### [EXERCISE DESCRIPTION]
In the entries below, how many lines hold the string "type"? Give only the number.

### [DATA PROVIDED]
-------------------------

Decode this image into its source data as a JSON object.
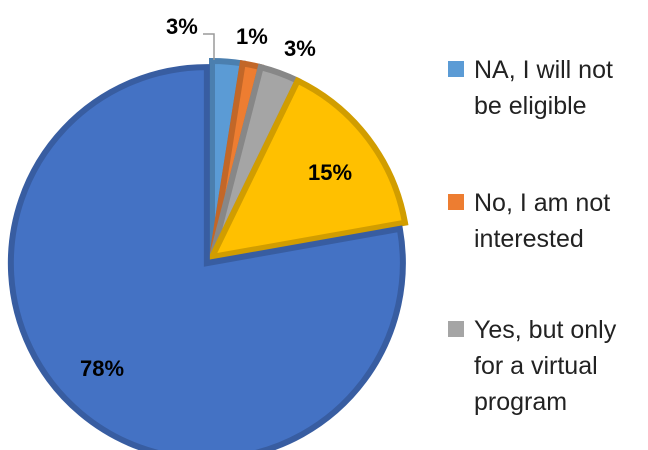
{
  "chart_data": {
    "type": "pie",
    "series": [
      {
        "name": "",
        "categories": [
          "NA, I will not be eligible",
          "No, I am not interested",
          "Yes, but only for a virtual program",
          "",
          ""
        ],
        "values": [
          2.5,
          1.5,
          3.2,
          15,
          77.8
        ],
        "labels": [
          "3%",
          "1%",
          "3%",
          "15%",
          "78%"
        ],
        "colors": [
          "#5B9BD5",
          "#ED7D31",
          "#A5A5A5",
          "#FFC000",
          "#4472C4"
        ]
      }
    ],
    "legend": {
      "position": "right",
      "entries": [
        {
          "text": "NA, I will not\nbe eligible",
          "color": "#5B9BD5"
        },
        {
          "text": "No, I am not\ninterested",
          "color": "#ED7D31"
        },
        {
          "text": "Yes, but only\nfor a virtual\nprogram",
          "color": "#A5A5A5"
        }
      ]
    },
    "exploded_slice_index": 4
  }
}
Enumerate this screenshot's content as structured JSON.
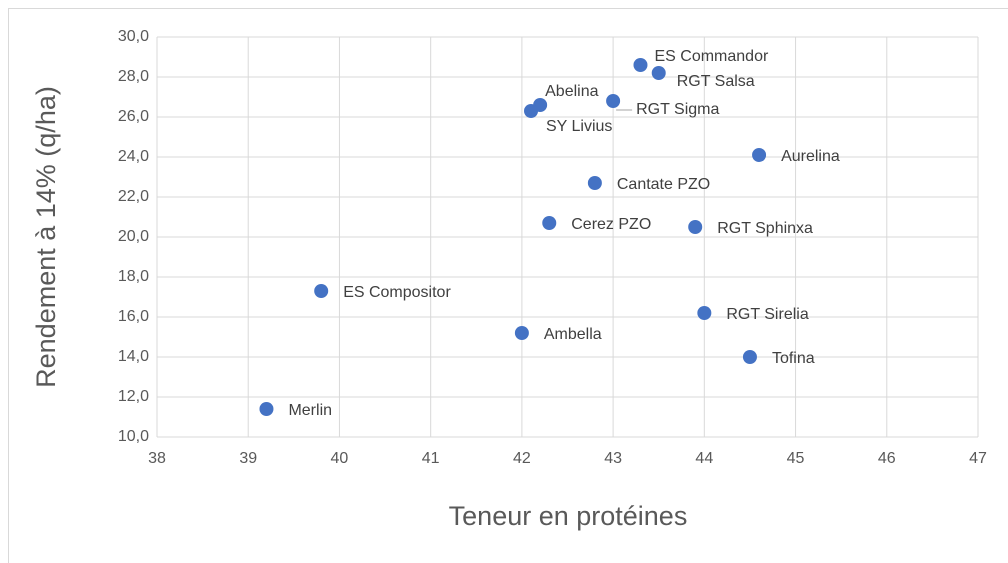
{
  "chart_data": {
    "type": "scatter",
    "x_label": "Teneur en protéines",
    "y_label": "Rendement à 14% (q/ha)",
    "point_labels": [
      "ES Commandor",
      "RGT Salsa",
      "Abelina",
      "SY Livius",
      "RGT Sigma",
      "Aurelina",
      "Cantate PZO",
      "Cerez PZO",
      "RGT Sphinxa",
      "ES Compositor",
      "RGT Sirelia",
      "Ambella",
      "Tofina",
      "Merlin"
    ],
    "x": [
      43.3,
      43.5,
      42.2,
      42.1,
      43.0,
      44.6,
      42.8,
      42.3,
      43.9,
      39.8,
      44.0,
      42.0,
      44.5,
      39.2
    ],
    "values": [
      28.6,
      28.2,
      26.6,
      26.3,
      26.8,
      24.1,
      22.7,
      20.7,
      20.5,
      17.3,
      16.2,
      15.2,
      14.0,
      11.4
    ],
    "color": "#4472c4",
    "xlim": [
      38,
      47
    ],
    "xticks": [
      38,
      39,
      40,
      41,
      42,
      43,
      44,
      45,
      46,
      47
    ],
    "ylim": [
      10,
      30
    ],
    "yticks": [
      {
        "value": 10,
        "label": "10,0"
      },
      {
        "value": 12,
        "label": "12,0"
      },
      {
        "value": 14,
        "label": "14,0"
      },
      {
        "value": 16,
        "label": "16,0"
      },
      {
        "value": 18,
        "label": "18,0"
      },
      {
        "value": 20,
        "label": "20,0"
      },
      {
        "value": 22,
        "label": "22,0"
      },
      {
        "value": 24,
        "label": "24,0"
      },
      {
        "value": 26,
        "label": "26,0"
      },
      {
        "value": 28,
        "label": "28,0"
      },
      {
        "value": 30,
        "label": "30,0"
      }
    ],
    "grid": true
  }
}
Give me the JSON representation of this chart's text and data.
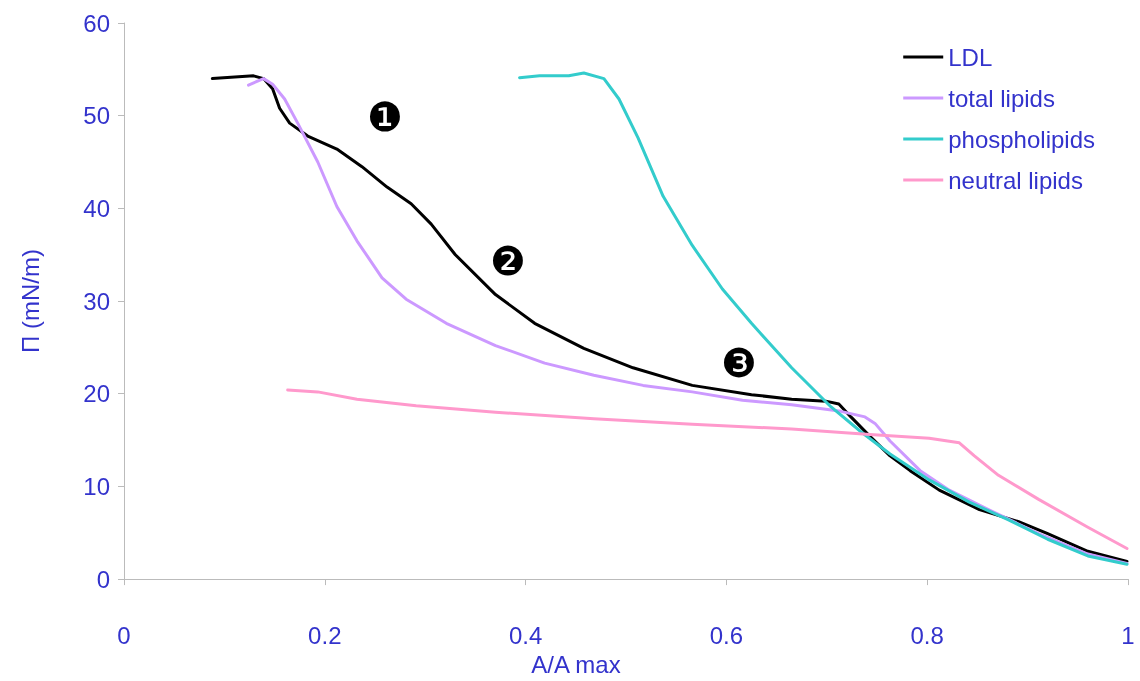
{
  "chart_data": {
    "type": "line",
    "xlabel": "A/A max",
    "ylabel": "Π (mN/m)",
    "xlim": [
      0,
      1
    ],
    "xticks": [
      0,
      0.2,
      0.4,
      0.6,
      0.8,
      1
    ],
    "ylim": [
      0,
      60
    ],
    "yticks": [
      0,
      10,
      20,
      30,
      40,
      50,
      60
    ],
    "grid": false,
    "legend": "top right",
    "marker": "none",
    "line_style": "solid",
    "series": [
      {
        "name": "LDL",
        "color": "#000000",
        "x": [
          0.088,
          0.129,
          0.139,
          0.148,
          0.155,
          0.165,
          0.183,
          0.212,
          0.237,
          0.262,
          0.286,
          0.306,
          0.33,
          0.37,
          0.409,
          0.458,
          0.507,
          0.566,
          0.625,
          0.665,
          0.699,
          0.712,
          0.724,
          0.743,
          0.763,
          0.783,
          0.812,
          0.852,
          0.891,
          0.92,
          0.96,
          0.999
        ],
        "values": [
          54.0,
          54.3,
          54.0,
          52.9,
          50.8,
          49.2,
          47.8,
          46.4,
          44.5,
          42.3,
          40.5,
          38.3,
          35.0,
          30.7,
          27.6,
          24.9,
          22.8,
          20.9,
          19.9,
          19.4,
          19.2,
          18.9,
          17.5,
          15.4,
          13.3,
          11.7,
          9.6,
          7.5,
          6.2,
          4.9,
          3.0,
          1.9
        ]
      },
      {
        "name": "total lipids",
        "color": "#cc99ff",
        "x": [
          0.124,
          0.139,
          0.148,
          0.16,
          0.173,
          0.193,
          0.212,
          0.232,
          0.257,
          0.281,
          0.321,
          0.37,
          0.419,
          0.468,
          0.517,
          0.566,
          0.616,
          0.665,
          0.714,
          0.738,
          0.748,
          0.763,
          0.793,
          0.822,
          0.861,
          0.911,
          0.96,
          0.999
        ],
        "values": [
          53.3,
          54.0,
          53.4,
          51.8,
          49.2,
          45.0,
          40.2,
          36.5,
          32.5,
          30.2,
          27.6,
          25.2,
          23.3,
          22.0,
          20.9,
          20.2,
          19.3,
          18.8,
          18.1,
          17.5,
          16.8,
          14.9,
          11.7,
          9.6,
          7.5,
          4.9,
          2.7,
          1.7
        ]
      },
      {
        "name": "phospholipids",
        "color": "#33cccc",
        "x": [
          0.394,
          0.414,
          0.443,
          0.458,
          0.478,
          0.493,
          0.512,
          0.537,
          0.566,
          0.596,
          0.625,
          0.665,
          0.704,
          0.734,
          0.763,
          0.802,
          0.842,
          0.881,
          0.92,
          0.96,
          0.999
        ],
        "values": [
          54.1,
          54.3,
          54.3,
          54.6,
          54.0,
          51.8,
          47.6,
          41.3,
          36.0,
          31.3,
          27.6,
          22.8,
          18.6,
          15.9,
          13.5,
          10.7,
          8.3,
          6.4,
          4.3,
          2.5,
          1.6
        ]
      },
      {
        "name": "neutral lipids",
        "color": "#ff99cc",
        "x": [
          0.163,
          0.193,
          0.232,
          0.291,
          0.37,
          0.468,
          0.566,
          0.665,
          0.743,
          0.802,
          0.832,
          0.847,
          0.871,
          0.911,
          0.96,
          0.999
        ],
        "values": [
          20.4,
          20.2,
          19.4,
          18.7,
          18.0,
          17.3,
          16.7,
          16.2,
          15.6,
          15.2,
          14.7,
          13.3,
          11.2,
          8.6,
          5.6,
          3.3
        ]
      }
    ],
    "annotations": [
      "❶",
      "❷",
      "❸"
    ]
  }
}
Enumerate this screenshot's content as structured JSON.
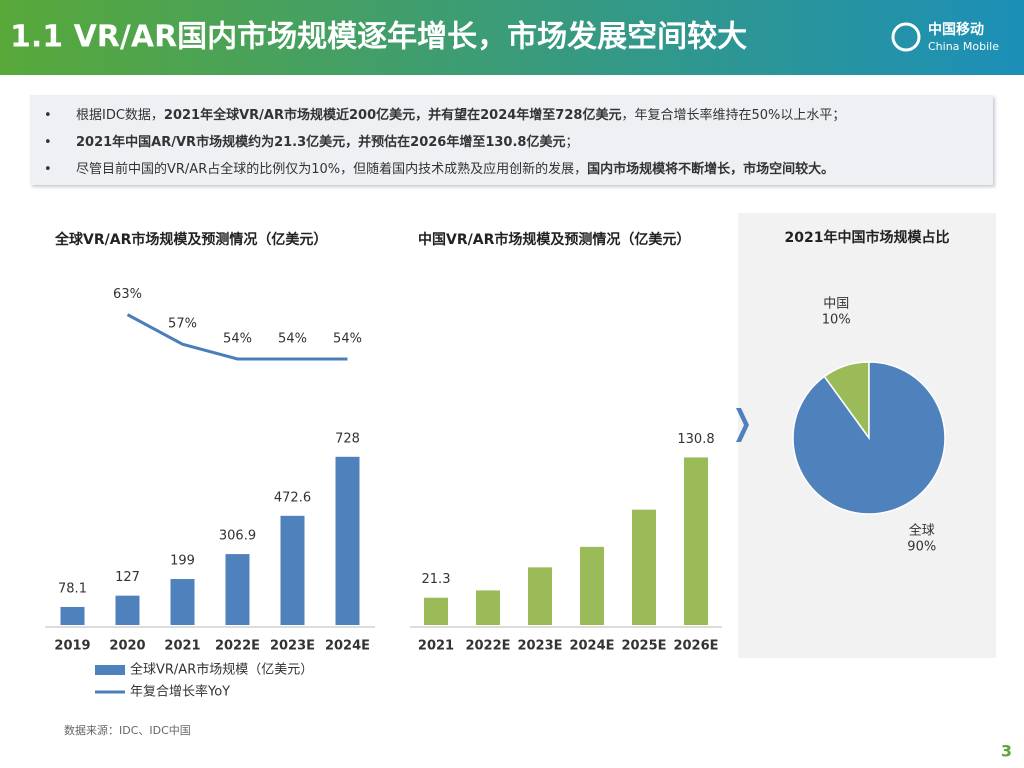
{
  "header": {
    "title": "1.1 VR/AR国内市场规模逐年增长，市场发展空间较大",
    "logo_cn": "中国移动",
    "logo_en": "China Mobile"
  },
  "bullets": [
    [
      {
        "text": "根据IDC数据，",
        "bold": false
      },
      {
        "text": "2021年全球VR/AR市场规模近200亿美元，并有望在2024年增至728亿美元",
        "bold": true
      },
      {
        "text": "，年复合增长率维持在50%以上水平；",
        "bold": false
      }
    ],
    [
      {
        "text": "2021年中国AR/VR市场规模约为21.3亿美元，并预估在2026年增至130.8亿美元",
        "bold": true
      },
      {
        "text": "；",
        "bold": false
      }
    ],
    [
      {
        "text": "尽管目前中国的VR/AR占全球的比例仅为10%，但随着国内技术成熟及应用创新的发展，",
        "bold": false
      },
      {
        "text": "国内市场规模将不断增长，市场空间较大。",
        "bold": true
      }
    ]
  ],
  "chart_data": [
    {
      "type": "bar",
      "title": "全球VR/AR市场规模及预测情况（亿美元）",
      "categories": [
        "2019",
        "2020",
        "2021",
        "2022E",
        "2023E",
        "2024E"
      ],
      "series": [
        {
          "name": "全球VR/AR市场规模（亿美元）",
          "type": "bar",
          "color": "#4f81bd",
          "values": [
            78.1,
            127,
            199,
            306.9,
            472.6,
            728
          ]
        },
        {
          "name": "年复合增长率YoY",
          "type": "line",
          "axis": "y2",
          "color": "#4a7ebb",
          "values": [
            null,
            63,
            57,
            54,
            54,
            54
          ],
          "value_labels": [
            null,
            "63%",
            "57%",
            "54%",
            "54%",
            "54%"
          ]
        }
      ],
      "ylim": [
        0,
        1450
      ],
      "y2lim": [
        0,
        68
      ],
      "legend": "bottom"
    },
    {
      "type": "bar",
      "title": "中国VR/AR市场规模及预测情况（亿美元）",
      "categories": [
        "2021",
        "2022E",
        "2023E",
        "2024E",
        "2025E",
        "2026E"
      ],
      "series": [
        {
          "name": null,
          "type": "bar",
          "color": "#9bbb59",
          "values": [
            21.3,
            27,
            45,
            61,
            90,
            130.8
          ],
          "value_labels": [
            "21.3",
            null,
            null,
            null,
            null,
            "130.8"
          ]
        }
      ],
      "ylim": [
        0,
        160
      ]
    },
    {
      "type": "pie",
      "title": "2021年中国市场规模占比",
      "categories": [
        "中国",
        "全球"
      ],
      "values": [
        10,
        90
      ],
      "value_labels": [
        "10%",
        "90%"
      ],
      "colors": [
        "#9bbb59",
        "#4f81bd"
      ]
    }
  ],
  "source": "数据来源：IDC、IDC中国",
  "page_number": "3"
}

-------------------------

### [THE ANSWER]
9